== Given request ==
Copy each line of the entries beneath that contains the word "text".

>>>

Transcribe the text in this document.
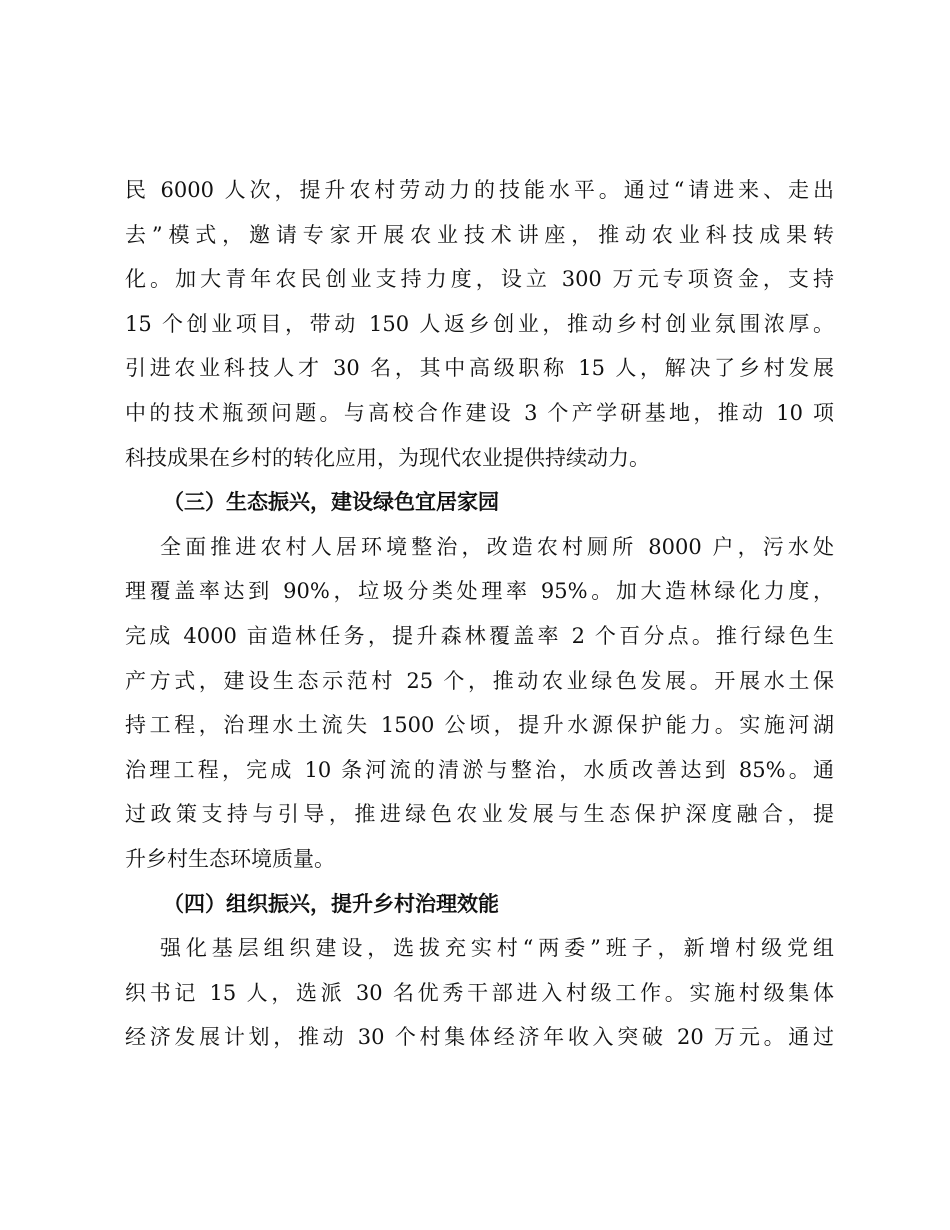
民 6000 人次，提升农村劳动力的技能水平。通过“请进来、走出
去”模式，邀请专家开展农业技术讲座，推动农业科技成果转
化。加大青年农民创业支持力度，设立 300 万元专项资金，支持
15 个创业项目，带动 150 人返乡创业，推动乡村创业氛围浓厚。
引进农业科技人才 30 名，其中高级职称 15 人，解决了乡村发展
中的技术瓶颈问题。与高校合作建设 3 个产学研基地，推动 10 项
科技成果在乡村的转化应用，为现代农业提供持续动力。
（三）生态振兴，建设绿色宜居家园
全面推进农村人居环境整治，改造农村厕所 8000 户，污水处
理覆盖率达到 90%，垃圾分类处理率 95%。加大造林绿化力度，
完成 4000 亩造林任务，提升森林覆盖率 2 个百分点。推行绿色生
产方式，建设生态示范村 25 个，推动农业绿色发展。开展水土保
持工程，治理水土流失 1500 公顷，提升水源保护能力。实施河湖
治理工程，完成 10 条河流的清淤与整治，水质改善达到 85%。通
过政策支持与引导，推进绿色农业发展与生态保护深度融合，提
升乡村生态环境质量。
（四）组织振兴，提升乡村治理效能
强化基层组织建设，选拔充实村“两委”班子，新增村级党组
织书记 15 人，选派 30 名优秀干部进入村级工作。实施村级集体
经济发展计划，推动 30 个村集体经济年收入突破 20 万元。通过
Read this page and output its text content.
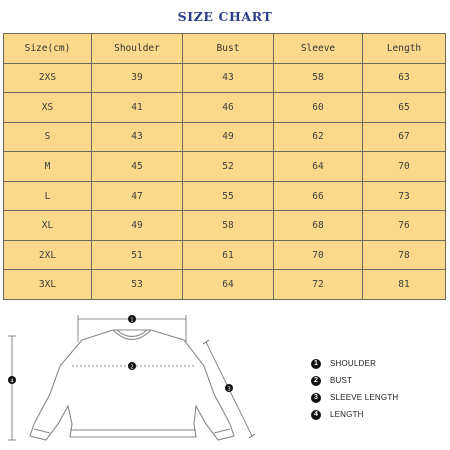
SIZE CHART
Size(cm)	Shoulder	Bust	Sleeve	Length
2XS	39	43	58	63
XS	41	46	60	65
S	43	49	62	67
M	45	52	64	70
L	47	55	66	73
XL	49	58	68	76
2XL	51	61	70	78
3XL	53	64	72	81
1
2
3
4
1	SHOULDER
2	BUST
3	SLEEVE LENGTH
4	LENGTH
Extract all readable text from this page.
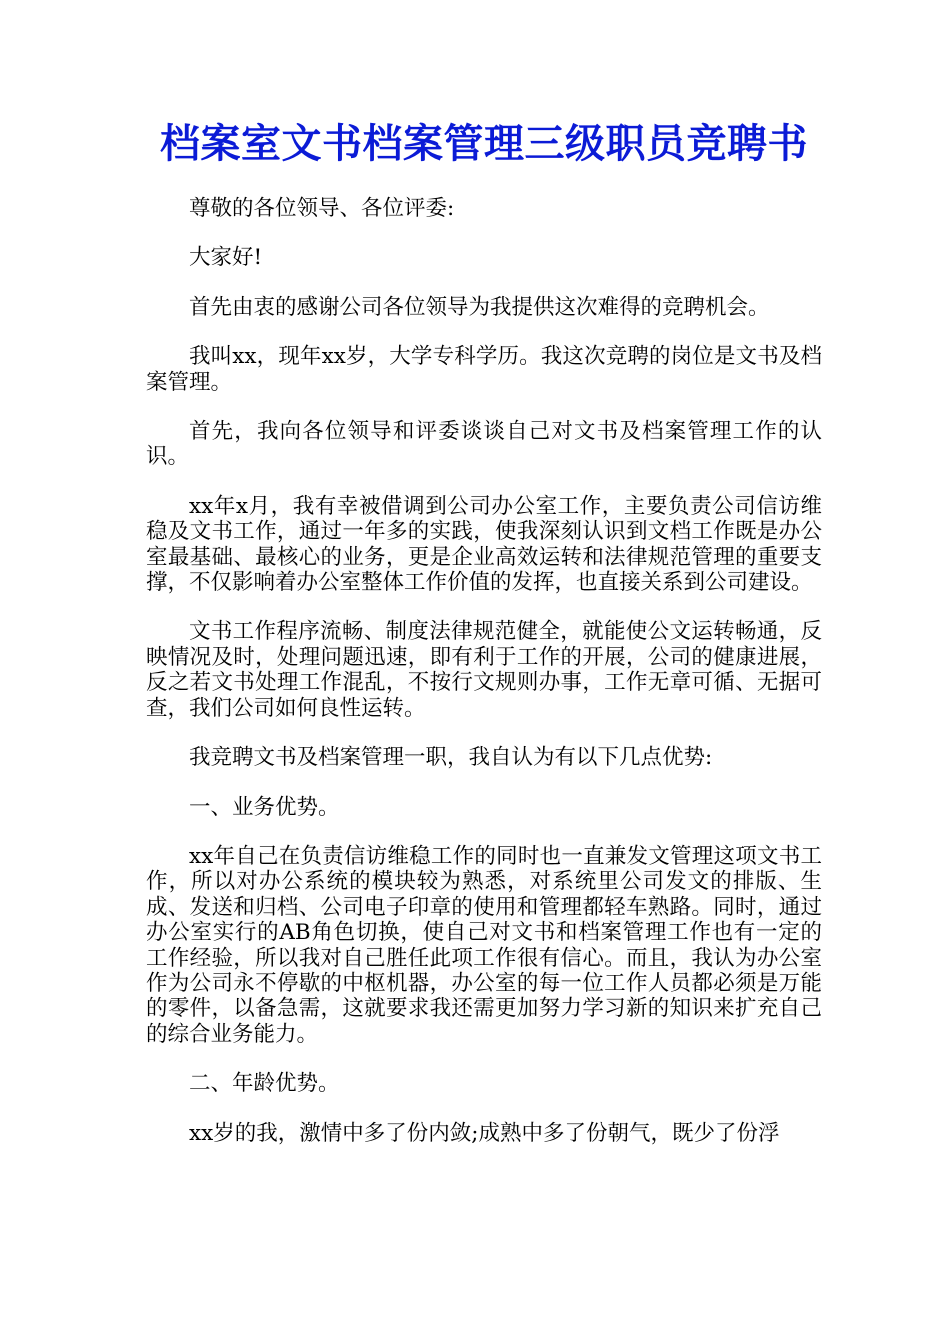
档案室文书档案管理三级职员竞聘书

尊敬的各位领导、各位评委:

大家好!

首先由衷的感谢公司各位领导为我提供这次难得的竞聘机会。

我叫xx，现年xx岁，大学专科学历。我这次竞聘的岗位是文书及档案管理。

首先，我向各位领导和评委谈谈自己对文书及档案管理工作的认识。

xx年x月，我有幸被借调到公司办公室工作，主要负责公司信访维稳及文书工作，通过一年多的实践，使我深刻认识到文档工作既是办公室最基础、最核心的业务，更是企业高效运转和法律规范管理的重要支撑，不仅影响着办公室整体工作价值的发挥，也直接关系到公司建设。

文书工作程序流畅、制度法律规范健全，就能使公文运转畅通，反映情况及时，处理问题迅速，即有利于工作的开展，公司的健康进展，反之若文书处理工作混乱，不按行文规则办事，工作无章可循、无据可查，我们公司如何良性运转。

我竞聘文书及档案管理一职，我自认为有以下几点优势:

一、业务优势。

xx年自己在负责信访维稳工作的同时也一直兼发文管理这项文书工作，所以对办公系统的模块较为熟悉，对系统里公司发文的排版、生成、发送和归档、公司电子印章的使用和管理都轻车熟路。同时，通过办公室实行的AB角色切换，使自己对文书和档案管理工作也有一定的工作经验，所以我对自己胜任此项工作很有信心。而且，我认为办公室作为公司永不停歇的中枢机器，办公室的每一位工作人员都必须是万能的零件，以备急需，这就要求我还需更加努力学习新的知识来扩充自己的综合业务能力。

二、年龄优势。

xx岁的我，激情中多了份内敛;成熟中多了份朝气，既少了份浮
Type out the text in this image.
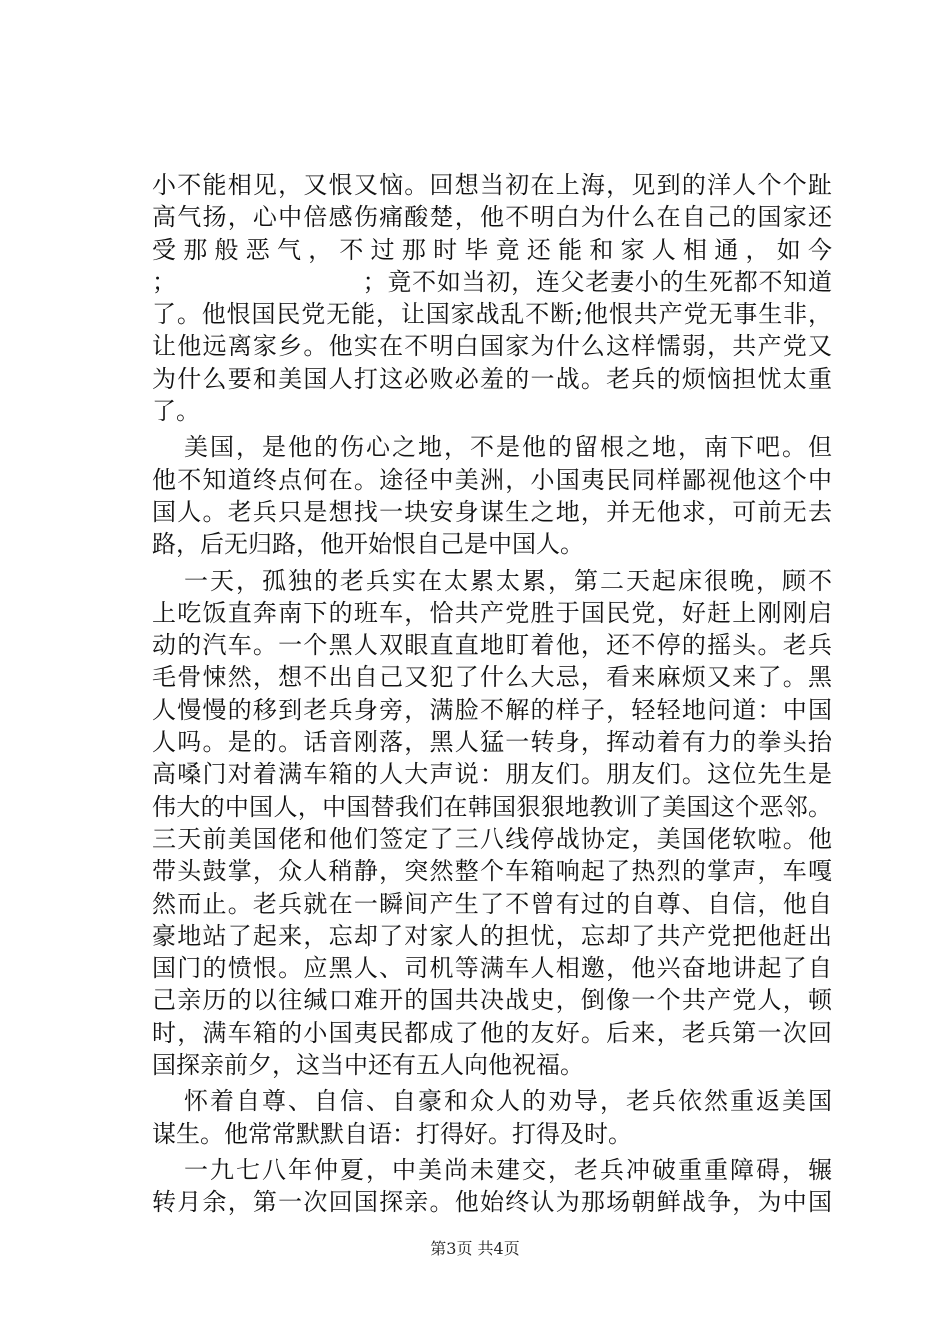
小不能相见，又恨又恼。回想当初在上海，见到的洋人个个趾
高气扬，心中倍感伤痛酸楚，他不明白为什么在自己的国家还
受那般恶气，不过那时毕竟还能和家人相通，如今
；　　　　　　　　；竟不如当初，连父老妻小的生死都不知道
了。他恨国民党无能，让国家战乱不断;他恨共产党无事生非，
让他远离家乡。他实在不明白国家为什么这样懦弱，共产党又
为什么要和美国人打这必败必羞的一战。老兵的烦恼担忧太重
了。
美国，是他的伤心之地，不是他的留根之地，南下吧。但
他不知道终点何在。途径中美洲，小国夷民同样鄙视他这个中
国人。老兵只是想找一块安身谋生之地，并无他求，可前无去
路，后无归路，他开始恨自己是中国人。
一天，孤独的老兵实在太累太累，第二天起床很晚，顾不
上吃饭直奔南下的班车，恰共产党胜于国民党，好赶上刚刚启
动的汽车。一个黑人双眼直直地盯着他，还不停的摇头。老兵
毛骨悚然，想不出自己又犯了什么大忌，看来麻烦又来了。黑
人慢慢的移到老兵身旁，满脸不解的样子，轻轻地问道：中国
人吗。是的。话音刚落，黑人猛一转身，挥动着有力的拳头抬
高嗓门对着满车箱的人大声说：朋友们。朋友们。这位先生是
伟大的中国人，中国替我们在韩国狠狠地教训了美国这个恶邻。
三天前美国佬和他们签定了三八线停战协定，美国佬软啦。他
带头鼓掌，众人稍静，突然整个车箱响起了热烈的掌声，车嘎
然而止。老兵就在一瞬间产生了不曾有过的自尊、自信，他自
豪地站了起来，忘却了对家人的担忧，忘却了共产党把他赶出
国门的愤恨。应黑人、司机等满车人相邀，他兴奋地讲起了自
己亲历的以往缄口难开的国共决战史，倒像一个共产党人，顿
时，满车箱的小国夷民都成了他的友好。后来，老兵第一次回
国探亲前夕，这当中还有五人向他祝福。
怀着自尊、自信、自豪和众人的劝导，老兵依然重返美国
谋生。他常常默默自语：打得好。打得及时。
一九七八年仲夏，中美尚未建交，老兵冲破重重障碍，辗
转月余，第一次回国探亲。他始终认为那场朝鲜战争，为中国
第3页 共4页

<<<

== Result of the exercise ==
Transcribe the text in this document.
Read this page and output its text content.
Extract all readable text from this page.
Type out the text in this image.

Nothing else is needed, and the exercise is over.